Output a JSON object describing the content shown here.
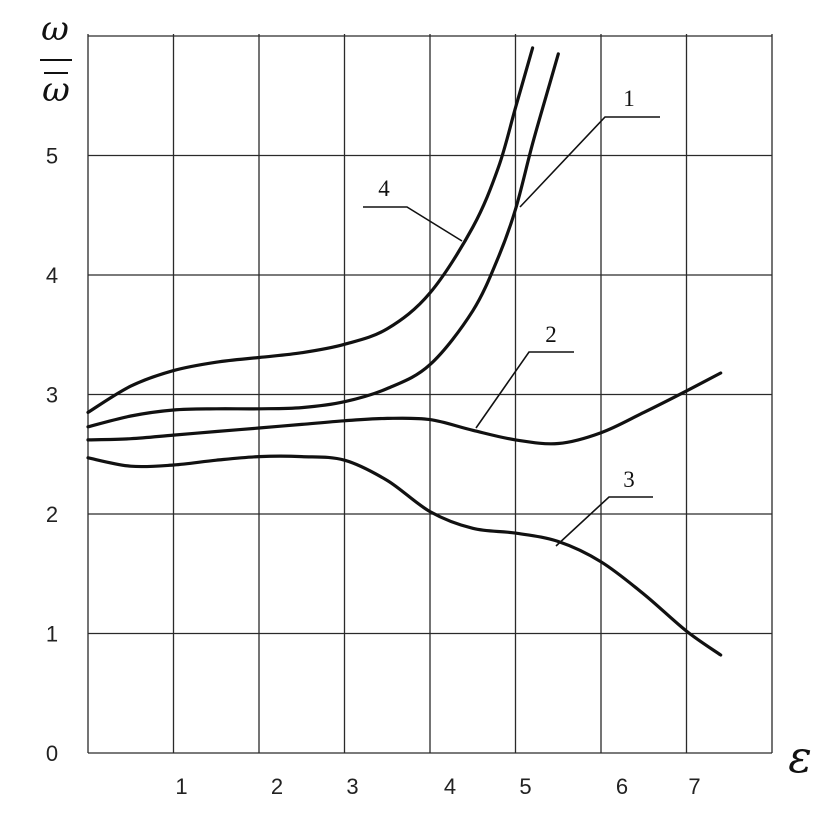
{
  "chart_data": {
    "type": "line",
    "ylabel_numerator": "ω",
    "ylabel_denominator": "ω",
    "xlabel": "ε",
    "xlim": [
      0,
      8
    ],
    "ylim": [
      0,
      6
    ],
    "grid": true,
    "x_ticks": [
      "1",
      "2",
      "3",
      "4",
      "5",
      "6",
      "7"
    ],
    "y_ticks": [
      "0",
      "1",
      "2",
      "3",
      "4",
      "5"
    ],
    "series": [
      {
        "name": "1",
        "x": [
          0,
          0.5,
          1,
          1.5,
          2,
          2.5,
          3,
          3.5,
          4,
          4.5,
          4.8,
          5,
          5.2,
          5.4,
          5.5
        ],
        "y": [
          2.73,
          2.82,
          2.87,
          2.88,
          2.88,
          2.89,
          2.94,
          3.05,
          3.25,
          3.7,
          4.15,
          4.55,
          5.1,
          5.6,
          5.85
        ]
      },
      {
        "name": "2",
        "x": [
          0,
          0.5,
          1,
          1.5,
          2,
          2.5,
          3,
          3.5,
          4,
          4.5,
          5,
          5.5,
          6,
          6.5,
          7,
          7.4
        ],
        "y": [
          2.62,
          2.63,
          2.66,
          2.69,
          2.72,
          2.75,
          2.78,
          2.8,
          2.79,
          2.7,
          2.62,
          2.59,
          2.68,
          2.85,
          3.03,
          3.18
        ]
      },
      {
        "name": "3",
        "x": [
          0,
          0.5,
          1,
          1.5,
          2,
          2.5,
          3,
          3.5,
          4,
          4.5,
          5,
          5.5,
          6,
          6.5,
          7,
          7.4
        ],
        "y": [
          2.47,
          2.4,
          2.41,
          2.45,
          2.48,
          2.48,
          2.45,
          2.28,
          2.02,
          1.88,
          1.84,
          1.77,
          1.6,
          1.33,
          1.02,
          0.82
        ]
      },
      {
        "name": "4",
        "x": [
          0,
          0.5,
          1,
          1.5,
          2,
          2.5,
          3,
          3.5,
          4,
          4.5,
          4.8,
          5,
          5.2
        ],
        "y": [
          2.85,
          3.07,
          3.2,
          3.27,
          3.31,
          3.35,
          3.42,
          3.55,
          3.85,
          4.4,
          4.9,
          5.4,
          5.9
        ]
      }
    ]
  }
}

+ + + +

* _WHAT THE TASK REQUIRES_
Print all the records again exactly; do not include any picture.

* _WORKED ANSWER_
Output a JSON object describing the content shown here.
{
  "chart_data": {
    "type": "line",
    "ylabel_numerator": "ω",
    "ylabel_denominator": "ω",
    "xlabel": "ε",
    "xlim": [
      0,
      8
    ],
    "ylim": [
      0,
      6
    ],
    "grid": true,
    "x_ticks": [
      "1",
      "2",
      "3",
      "4",
      "5",
      "6",
      "7"
    ],
    "y_ticks": [
      "0",
      "1",
      "2",
      "3",
      "4",
      "5"
    ],
    "series": [
      {
        "name": "1",
        "x": [
          0,
          0.5,
          1,
          1.5,
          2,
          2.5,
          3,
          3.5,
          4,
          4.5,
          4.8,
          5,
          5.2,
          5.4,
          5.5
        ],
        "y": [
          2.73,
          2.82,
          2.87,
          2.88,
          2.88,
          2.89,
          2.94,
          3.05,
          3.25,
          3.7,
          4.15,
          4.55,
          5.1,
          5.6,
          5.85
        ]
      },
      {
        "name": "2",
        "x": [
          0,
          0.5,
          1,
          1.5,
          2,
          2.5,
          3,
          3.5,
          4,
          4.5,
          5,
          5.5,
          6,
          6.5,
          7,
          7.4
        ],
        "y": [
          2.62,
          2.63,
          2.66,
          2.69,
          2.72,
          2.75,
          2.78,
          2.8,
          2.79,
          2.7,
          2.62,
          2.59,
          2.68,
          2.85,
          3.03,
          3.18
        ]
      },
      {
        "name": "3",
        "x": [
          0,
          0.5,
          1,
          1.5,
          2,
          2.5,
          3,
          3.5,
          4,
          4.5,
          5,
          5.5,
          6,
          6.5,
          7,
          7.4
        ],
        "y": [
          2.47,
          2.4,
          2.41,
          2.45,
          2.48,
          2.48,
          2.45,
          2.28,
          2.02,
          1.88,
          1.84,
          1.77,
          1.6,
          1.33,
          1.02,
          0.82
        ]
      },
      {
        "name": "4",
        "x": [
          0,
          0.5,
          1,
          1.5,
          2,
          2.5,
          3,
          3.5,
          4,
          4.5,
          4.8,
          5,
          5.2
        ],
        "y": [
          2.85,
          3.07,
          3.2,
          3.27,
          3.31,
          3.35,
          3.42,
          3.55,
          3.85,
          4.4,
          4.9,
          5.4,
          5.9
        ]
      }
    ]
  }
}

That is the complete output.